• _WHAT THE TASK ASKS_
Quote each record exactly, please, leaving none out.

• _DATA RECORDS_
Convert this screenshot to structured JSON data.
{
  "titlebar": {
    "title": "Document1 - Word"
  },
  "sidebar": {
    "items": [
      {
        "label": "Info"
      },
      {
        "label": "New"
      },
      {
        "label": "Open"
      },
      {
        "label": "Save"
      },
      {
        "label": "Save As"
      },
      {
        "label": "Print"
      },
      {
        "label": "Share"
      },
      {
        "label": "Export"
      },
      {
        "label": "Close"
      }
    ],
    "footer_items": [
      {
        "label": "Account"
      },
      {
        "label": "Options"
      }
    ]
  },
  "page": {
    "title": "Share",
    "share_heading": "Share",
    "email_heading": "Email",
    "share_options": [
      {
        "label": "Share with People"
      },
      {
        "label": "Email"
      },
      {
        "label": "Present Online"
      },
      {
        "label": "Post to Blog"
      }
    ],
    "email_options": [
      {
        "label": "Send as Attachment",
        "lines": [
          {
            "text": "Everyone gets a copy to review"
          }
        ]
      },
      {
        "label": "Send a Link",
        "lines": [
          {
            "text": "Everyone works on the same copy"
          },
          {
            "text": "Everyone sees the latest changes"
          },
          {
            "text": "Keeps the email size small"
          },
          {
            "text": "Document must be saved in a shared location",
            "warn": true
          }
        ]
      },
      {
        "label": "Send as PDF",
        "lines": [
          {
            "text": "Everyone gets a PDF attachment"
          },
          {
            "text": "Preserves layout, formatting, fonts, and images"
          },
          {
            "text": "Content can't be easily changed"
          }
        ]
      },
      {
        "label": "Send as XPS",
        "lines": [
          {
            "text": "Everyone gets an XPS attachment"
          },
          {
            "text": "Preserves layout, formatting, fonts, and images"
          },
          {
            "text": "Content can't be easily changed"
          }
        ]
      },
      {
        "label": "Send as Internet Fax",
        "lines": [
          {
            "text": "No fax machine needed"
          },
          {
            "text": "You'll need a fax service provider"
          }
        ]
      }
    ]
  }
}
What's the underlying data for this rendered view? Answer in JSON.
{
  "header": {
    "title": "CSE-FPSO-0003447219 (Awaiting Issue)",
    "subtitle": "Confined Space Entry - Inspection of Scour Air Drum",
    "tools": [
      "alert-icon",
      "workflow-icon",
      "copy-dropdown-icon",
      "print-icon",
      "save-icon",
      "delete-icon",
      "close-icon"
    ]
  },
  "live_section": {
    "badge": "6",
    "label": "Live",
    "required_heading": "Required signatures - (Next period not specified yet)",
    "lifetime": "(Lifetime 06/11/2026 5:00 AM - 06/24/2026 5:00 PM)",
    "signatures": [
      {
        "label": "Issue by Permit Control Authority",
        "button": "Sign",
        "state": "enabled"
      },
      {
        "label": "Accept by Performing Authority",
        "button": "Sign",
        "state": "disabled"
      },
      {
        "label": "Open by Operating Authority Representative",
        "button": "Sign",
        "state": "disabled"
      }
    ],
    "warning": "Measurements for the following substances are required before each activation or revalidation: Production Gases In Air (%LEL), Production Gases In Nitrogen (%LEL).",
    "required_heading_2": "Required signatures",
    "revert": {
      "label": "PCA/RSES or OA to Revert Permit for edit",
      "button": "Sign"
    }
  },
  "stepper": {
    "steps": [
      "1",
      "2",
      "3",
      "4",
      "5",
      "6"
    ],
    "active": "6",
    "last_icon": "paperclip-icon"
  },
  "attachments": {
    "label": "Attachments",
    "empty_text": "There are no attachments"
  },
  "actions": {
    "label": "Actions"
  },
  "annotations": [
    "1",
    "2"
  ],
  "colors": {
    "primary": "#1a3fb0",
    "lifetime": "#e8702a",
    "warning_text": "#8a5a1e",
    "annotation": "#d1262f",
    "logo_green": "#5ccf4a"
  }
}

• _ANSWER IN FULL_
Convert this screenshot to structured JSON data.
{
  "titlebar": {
    "title": "Document1 - Word"
  },
  "sidebar": {
    "items": [
      {
        "label": "Info"
      },
      {
        "label": "New"
      },
      {
        "label": "Open"
      },
      {
        "label": "Save"
      },
      {
        "label": "Save As"
      },
      {
        "label": "Print"
      },
      {
        "label": "Share"
      },
      {
        "label": "Export"
      },
      {
        "label": "Close"
      }
    ],
    "footer_items": [
      {
        "label": "Account"
      },
      {
        "label": "Options"
      }
    ]
  },
  "page": {
    "title": "Share",
    "share_heading": "Share",
    "email_heading": "Email",
    "share_options": [
      {
        "label": "Share with People"
      },
      {
        "label": "Email"
      },
      {
        "label": "Present Online"
      },
      {
        "label": "Post to Blog"
      }
    ],
    "email_options": [
      {
        "label": "Send as Attachment",
        "lines": [
          {
            "text": "Everyone gets a copy to review"
          }
        ]
      },
      {
        "label": "Send a Link",
        "lines": [
          {
            "text": "Everyone works on the same copy"
          },
          {
            "text": "Everyone sees the latest changes"
          },
          {
            "text": "Keeps the email size small"
          },
          {
            "text": "Document must be saved in a shared location",
            "warn": true
          }
        ]
      },
      {
        "label": "Send as PDF",
        "lines": [
          {
            "text": "Everyone gets a PDF attachment"
          },
          {
            "text": "Preserves layout, formatting, fonts, and images"
          },
          {
            "text": "Content can't be easily changed"
          }
        ]
      },
      {
        "label": "Send as XPS",
        "lines": [
          {
            "text": "Everyone gets an XPS attachment"
          },
          {
            "text": "Preserves layout, formatting, fonts, and images"
          },
          {
            "text": "Content can't be easily changed"
          }
        ]
      },
      {
        "label": "Send as Internet Fax",
        "lines": [
          {
            "text": "No fax machine needed"
          },
          {
            "text": "You'll need a fax service provider"
          }
        ]
      }
    ]
  }
}
What's the underlying data for this rendered view? Answer in JSON.
{
  "header": {
    "title": "CSE-FPSO-0003447219 (Awaiting Issue)",
    "subtitle": "Confined Space Entry - Inspection of Scour Air Drum",
    "tools": [
      "alert-icon",
      "workflow-icon",
      "copy-dropdown-icon",
      "print-icon",
      "save-icon",
      "delete-icon",
      "close-icon"
    ]
  },
  "live_section": {
    "badge": "6",
    "label": "Live",
    "required_heading": "Required signatures - (Next period not specified yet)",
    "lifetime": "(Lifetime 06/11/2026 5:00 AM - 06/24/2026 5:00 PM)",
    "signatures": [
      {
        "label": "Issue by Permit Control Authority",
        "button": "Sign",
        "state": "enabled"
      },
      {
        "label": "Accept by Performing Authority",
        "button": "Sign",
        "state": "disabled"
      },
      {
        "label": "Open by Operating Authority Representative",
        "button": "Sign",
        "state": "disabled"
      }
    ],
    "warning": "Measurements for the following substances are required before each activation or revalidation: Production Gases In Air (%LEL), Production Gases In Nitrogen (%LEL).",
    "required_heading_2": "Required signatures",
    "revert": {
      "label": "PCA/RSES or OA to Revert Permit for edit",
      "button": "Sign"
    }
  },
  "stepper": {
    "steps": [
      "1",
      "2",
      "3",
      "4",
      "5",
      "6"
    ],
    "active": "6",
    "last_icon": "paperclip-icon"
  },
  "attachments": {
    "label": "Attachments",
    "empty_text": "There are no attachments"
  },
  "actions": {
    "label": "Actions"
  },
  "annotations": [
    "1",
    "2"
  ],
  "colors": {
    "primary": "#1a3fb0",
    "lifetime": "#e8702a",
    "warning_text": "#8a5a1e",
    "annotation": "#d1262f",
    "logo_green": "#5ccf4a"
  }
}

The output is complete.